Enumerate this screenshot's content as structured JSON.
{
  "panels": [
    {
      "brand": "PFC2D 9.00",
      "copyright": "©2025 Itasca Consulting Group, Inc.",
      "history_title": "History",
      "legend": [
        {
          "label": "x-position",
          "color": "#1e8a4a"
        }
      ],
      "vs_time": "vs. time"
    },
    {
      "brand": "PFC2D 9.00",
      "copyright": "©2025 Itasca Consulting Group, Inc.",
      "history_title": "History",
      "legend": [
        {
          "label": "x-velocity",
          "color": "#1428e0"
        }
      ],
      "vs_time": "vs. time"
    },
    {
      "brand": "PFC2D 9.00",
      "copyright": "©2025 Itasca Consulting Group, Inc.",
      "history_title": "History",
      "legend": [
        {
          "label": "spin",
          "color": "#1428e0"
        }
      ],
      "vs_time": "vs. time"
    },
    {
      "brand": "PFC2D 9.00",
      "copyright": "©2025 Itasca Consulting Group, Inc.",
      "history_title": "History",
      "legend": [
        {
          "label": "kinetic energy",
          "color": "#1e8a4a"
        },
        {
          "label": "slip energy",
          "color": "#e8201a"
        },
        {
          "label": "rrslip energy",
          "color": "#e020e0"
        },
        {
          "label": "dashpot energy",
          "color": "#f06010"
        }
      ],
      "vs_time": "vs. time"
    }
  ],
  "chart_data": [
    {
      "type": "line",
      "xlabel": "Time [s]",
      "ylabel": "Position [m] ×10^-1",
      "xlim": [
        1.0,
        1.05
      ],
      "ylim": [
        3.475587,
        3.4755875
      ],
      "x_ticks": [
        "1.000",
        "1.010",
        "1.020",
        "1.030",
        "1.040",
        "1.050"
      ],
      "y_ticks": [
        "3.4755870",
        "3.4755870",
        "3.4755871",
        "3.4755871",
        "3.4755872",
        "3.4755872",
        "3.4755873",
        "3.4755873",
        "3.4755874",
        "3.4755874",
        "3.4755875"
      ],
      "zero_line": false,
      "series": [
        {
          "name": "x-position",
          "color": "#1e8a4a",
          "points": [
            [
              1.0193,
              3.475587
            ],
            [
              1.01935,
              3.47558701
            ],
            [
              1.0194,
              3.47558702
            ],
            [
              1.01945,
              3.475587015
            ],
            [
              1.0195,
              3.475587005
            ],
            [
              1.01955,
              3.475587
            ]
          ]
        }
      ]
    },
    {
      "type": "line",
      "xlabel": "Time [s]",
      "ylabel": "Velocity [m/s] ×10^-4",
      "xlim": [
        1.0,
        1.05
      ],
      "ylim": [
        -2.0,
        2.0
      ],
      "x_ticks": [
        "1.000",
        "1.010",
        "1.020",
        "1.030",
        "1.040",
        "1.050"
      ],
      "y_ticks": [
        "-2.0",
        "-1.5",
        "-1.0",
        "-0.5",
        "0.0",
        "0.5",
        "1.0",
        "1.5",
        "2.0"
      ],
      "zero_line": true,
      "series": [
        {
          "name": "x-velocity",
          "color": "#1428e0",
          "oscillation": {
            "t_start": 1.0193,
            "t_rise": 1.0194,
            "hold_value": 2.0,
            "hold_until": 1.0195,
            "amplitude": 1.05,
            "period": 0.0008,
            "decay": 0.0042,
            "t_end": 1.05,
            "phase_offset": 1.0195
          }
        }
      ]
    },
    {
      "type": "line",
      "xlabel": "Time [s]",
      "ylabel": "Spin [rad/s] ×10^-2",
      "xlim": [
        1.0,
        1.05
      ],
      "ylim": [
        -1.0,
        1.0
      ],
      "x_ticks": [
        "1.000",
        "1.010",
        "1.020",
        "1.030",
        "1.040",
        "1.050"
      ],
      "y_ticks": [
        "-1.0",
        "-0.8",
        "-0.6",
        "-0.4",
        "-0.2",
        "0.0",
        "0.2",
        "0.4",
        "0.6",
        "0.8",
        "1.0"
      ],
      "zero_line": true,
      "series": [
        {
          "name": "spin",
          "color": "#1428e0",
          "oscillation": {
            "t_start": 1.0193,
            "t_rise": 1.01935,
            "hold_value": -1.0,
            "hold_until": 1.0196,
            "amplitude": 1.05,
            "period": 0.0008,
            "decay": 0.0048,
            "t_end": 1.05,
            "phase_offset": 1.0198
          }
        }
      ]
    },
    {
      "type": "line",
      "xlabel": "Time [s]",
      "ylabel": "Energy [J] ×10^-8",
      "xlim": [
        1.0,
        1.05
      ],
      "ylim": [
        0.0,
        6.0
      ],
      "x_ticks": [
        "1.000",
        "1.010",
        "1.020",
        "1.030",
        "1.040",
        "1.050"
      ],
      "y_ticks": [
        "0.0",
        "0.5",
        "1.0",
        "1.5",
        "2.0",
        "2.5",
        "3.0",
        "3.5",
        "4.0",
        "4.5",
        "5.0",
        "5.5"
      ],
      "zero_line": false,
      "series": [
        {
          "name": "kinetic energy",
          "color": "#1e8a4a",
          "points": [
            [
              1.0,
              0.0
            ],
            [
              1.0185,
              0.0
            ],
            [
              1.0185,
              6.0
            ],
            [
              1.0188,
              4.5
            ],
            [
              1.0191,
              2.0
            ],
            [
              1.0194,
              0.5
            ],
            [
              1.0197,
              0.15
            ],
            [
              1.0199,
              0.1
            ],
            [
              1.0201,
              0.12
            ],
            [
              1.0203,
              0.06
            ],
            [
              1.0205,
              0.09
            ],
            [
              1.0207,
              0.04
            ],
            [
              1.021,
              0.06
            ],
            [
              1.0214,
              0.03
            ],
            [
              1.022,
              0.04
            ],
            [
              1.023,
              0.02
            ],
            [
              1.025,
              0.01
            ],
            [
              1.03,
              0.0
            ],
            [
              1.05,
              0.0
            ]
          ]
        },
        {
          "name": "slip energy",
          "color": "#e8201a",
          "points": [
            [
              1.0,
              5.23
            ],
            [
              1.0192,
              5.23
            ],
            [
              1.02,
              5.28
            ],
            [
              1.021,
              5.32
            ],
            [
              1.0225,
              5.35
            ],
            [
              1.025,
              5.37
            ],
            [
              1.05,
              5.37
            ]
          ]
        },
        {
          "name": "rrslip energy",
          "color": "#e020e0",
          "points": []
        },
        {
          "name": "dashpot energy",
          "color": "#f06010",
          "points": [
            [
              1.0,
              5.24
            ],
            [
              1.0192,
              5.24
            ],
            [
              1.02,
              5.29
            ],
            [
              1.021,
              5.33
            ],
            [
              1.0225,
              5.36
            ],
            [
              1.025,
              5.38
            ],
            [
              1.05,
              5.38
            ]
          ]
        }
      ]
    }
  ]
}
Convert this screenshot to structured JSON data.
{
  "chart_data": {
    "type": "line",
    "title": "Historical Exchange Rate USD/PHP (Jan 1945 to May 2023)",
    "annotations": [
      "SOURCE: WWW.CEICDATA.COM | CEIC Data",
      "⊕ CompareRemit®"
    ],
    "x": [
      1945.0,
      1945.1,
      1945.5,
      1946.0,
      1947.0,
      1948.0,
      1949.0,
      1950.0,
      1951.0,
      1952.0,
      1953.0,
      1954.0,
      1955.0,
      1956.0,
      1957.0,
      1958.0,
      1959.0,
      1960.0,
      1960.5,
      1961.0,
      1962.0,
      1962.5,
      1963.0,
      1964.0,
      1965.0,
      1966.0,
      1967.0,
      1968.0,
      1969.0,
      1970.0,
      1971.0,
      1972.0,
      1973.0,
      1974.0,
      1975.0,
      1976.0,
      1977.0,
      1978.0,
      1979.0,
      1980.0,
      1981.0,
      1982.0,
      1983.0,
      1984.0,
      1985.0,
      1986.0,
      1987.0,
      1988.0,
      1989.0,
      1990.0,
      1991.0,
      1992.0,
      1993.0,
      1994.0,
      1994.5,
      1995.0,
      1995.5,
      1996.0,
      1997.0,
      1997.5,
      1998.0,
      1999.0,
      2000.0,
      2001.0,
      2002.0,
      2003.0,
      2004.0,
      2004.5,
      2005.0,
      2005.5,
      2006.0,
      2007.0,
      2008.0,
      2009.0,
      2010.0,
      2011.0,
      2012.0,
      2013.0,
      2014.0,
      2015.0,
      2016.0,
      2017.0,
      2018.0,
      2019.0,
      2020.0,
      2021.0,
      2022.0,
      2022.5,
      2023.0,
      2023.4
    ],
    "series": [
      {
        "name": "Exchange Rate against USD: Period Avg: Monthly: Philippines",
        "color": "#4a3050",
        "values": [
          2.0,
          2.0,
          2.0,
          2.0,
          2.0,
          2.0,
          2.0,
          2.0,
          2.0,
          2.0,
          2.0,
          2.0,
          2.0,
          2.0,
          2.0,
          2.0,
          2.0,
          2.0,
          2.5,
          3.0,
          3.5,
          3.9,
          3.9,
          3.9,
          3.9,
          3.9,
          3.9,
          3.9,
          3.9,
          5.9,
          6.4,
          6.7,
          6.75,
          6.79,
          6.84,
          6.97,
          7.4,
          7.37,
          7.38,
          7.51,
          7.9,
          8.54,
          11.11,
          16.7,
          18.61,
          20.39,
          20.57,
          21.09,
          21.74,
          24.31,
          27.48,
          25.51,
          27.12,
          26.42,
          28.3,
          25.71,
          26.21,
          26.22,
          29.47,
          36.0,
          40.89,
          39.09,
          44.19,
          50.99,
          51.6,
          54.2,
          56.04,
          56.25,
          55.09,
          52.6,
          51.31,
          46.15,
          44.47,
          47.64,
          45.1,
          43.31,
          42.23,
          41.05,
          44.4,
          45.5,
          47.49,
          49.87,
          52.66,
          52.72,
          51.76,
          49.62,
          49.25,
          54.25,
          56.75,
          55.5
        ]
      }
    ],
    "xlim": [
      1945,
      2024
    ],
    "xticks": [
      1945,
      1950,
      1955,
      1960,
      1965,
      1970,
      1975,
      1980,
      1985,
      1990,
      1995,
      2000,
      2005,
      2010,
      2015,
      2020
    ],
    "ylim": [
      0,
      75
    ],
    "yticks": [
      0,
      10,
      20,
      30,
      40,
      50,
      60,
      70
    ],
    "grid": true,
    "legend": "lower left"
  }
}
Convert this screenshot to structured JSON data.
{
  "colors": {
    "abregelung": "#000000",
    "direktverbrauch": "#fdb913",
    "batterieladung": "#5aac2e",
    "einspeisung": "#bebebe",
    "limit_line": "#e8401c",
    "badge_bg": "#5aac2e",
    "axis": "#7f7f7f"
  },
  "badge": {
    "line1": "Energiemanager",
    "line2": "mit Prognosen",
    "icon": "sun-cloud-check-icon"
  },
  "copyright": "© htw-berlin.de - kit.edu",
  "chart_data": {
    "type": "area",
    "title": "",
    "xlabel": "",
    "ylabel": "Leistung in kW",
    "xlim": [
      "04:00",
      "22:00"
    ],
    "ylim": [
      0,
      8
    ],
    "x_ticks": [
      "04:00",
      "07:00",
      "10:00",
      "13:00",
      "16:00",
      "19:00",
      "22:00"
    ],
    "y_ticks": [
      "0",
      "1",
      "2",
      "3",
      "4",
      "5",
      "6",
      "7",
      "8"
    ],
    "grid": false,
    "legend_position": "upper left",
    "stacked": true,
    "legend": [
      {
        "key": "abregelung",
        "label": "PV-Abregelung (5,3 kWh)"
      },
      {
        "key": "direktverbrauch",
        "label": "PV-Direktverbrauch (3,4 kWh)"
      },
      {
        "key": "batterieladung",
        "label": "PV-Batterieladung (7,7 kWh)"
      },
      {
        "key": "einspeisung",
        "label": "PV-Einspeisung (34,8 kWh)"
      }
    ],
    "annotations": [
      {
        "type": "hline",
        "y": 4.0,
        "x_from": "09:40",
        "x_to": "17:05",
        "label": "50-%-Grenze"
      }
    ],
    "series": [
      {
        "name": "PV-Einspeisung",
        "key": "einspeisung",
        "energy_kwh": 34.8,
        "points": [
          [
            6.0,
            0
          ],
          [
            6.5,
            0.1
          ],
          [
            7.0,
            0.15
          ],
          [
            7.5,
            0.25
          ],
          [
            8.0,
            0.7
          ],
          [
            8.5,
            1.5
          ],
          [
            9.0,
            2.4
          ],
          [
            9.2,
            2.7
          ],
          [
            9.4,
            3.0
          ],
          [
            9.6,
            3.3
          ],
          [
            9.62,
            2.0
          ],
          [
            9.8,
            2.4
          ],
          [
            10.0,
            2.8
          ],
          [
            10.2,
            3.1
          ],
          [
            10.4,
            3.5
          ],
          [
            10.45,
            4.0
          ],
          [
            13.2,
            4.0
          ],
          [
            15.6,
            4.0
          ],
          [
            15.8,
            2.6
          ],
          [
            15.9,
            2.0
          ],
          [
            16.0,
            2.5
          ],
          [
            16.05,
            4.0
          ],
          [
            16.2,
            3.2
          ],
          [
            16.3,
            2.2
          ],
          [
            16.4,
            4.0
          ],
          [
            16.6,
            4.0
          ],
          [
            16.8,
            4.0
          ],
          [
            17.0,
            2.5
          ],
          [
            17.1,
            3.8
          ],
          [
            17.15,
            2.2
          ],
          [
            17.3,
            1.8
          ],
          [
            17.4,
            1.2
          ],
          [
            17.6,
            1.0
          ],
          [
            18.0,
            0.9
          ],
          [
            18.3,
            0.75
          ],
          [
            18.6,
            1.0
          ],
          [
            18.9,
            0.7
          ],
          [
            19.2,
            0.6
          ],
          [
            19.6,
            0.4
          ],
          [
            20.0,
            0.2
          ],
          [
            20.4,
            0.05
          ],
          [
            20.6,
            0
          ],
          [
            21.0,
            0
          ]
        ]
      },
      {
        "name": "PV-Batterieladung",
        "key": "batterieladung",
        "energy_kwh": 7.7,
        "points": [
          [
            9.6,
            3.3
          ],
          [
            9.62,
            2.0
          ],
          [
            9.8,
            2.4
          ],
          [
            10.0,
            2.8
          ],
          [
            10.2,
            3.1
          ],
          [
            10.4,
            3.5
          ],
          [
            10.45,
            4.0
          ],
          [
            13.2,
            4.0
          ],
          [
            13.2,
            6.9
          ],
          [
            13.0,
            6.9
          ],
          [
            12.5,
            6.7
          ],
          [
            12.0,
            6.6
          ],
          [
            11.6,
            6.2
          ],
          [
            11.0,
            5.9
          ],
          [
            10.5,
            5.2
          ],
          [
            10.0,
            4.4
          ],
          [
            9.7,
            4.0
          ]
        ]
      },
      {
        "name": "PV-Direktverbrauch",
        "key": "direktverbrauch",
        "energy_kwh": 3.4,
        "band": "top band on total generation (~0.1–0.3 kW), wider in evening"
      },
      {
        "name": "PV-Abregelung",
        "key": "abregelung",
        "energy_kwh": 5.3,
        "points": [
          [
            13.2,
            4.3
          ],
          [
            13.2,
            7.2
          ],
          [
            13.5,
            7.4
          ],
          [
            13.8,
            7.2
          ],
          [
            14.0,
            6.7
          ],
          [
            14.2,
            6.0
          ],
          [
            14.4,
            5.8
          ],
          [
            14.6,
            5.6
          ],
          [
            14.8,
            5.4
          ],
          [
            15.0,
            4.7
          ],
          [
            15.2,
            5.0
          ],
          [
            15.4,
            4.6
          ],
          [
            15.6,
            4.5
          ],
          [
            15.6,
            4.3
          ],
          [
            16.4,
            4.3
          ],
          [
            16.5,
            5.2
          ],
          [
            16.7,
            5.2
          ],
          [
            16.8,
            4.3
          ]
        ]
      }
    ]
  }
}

OBJECTIVE -> Collect each line holding the string "left".

TASK RESULT ->
    "legend": "lower left"
    "legend_position": "upper left",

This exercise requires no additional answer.